Work to be completed: Find and return each line containing "items".

Exercise data:
= = =

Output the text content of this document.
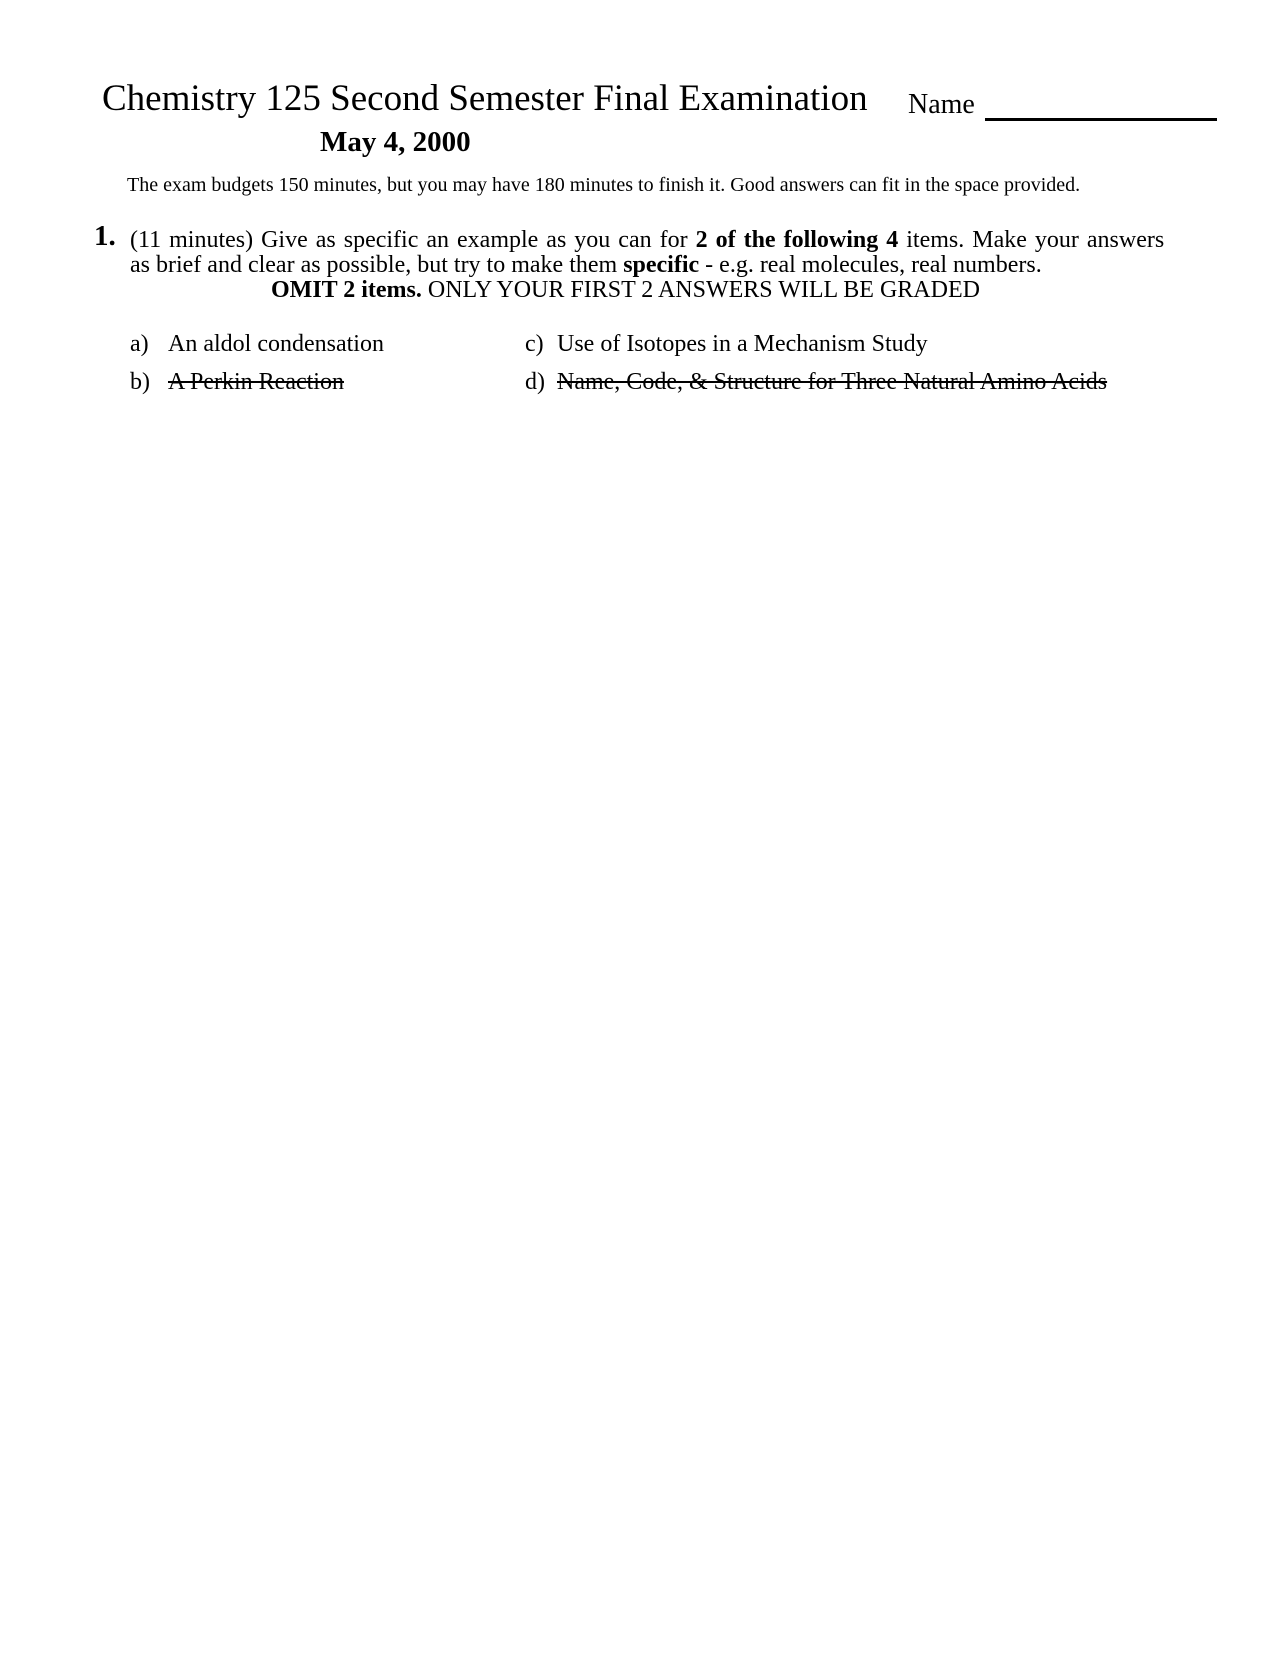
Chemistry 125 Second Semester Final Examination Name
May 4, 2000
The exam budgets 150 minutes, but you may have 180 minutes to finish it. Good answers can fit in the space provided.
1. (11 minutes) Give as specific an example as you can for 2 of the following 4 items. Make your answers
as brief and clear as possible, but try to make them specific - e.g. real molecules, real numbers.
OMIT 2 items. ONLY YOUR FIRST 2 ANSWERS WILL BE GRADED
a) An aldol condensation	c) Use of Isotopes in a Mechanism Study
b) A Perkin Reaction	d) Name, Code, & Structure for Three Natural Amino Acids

= = =

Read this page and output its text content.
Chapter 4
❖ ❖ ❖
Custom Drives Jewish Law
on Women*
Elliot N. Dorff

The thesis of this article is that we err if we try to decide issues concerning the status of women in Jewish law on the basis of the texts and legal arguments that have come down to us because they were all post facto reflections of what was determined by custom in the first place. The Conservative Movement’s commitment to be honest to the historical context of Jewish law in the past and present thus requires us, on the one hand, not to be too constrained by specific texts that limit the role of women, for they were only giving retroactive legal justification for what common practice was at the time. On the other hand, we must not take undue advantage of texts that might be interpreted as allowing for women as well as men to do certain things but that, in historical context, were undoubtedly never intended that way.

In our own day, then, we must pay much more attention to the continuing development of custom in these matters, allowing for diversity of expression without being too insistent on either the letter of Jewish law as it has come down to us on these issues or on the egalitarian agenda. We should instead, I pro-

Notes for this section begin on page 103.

= = =

Full solution:
1. (11 minutes) Give as specific an example as you can for 2 of the following 4 items. Make your answers
OMIT 2 items. ONLY YOUR FIRST 2 ANSWERS WILL BE GRADED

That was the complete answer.